Every line that contains the word "name" should be copied out.

--- Start TASK INPUTS ---

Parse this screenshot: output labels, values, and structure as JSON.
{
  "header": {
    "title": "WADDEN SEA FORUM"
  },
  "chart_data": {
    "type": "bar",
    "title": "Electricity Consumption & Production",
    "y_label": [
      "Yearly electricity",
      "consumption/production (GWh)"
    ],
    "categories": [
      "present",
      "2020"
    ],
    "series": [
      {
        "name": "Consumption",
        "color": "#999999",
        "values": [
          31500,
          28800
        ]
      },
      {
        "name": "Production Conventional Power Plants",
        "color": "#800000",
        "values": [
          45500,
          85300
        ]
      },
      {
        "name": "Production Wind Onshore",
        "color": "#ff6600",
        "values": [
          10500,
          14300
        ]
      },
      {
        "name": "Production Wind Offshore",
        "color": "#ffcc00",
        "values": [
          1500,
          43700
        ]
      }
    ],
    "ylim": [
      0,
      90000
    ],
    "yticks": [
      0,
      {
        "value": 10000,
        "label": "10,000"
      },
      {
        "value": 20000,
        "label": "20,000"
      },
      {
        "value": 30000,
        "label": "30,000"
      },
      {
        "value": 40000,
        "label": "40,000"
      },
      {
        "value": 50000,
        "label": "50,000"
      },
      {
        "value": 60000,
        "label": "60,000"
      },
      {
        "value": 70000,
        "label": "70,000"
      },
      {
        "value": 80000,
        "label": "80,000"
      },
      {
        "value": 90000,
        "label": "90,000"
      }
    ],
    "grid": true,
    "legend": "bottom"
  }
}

--- End TASK INPUTS ---

THE COMPLETED TASK ::
        "name": "Consumption",
        "name": "Production Conventional Power Plants",
        "name": "Production Wind Onshore",
        "name": "Production Wind Offshore",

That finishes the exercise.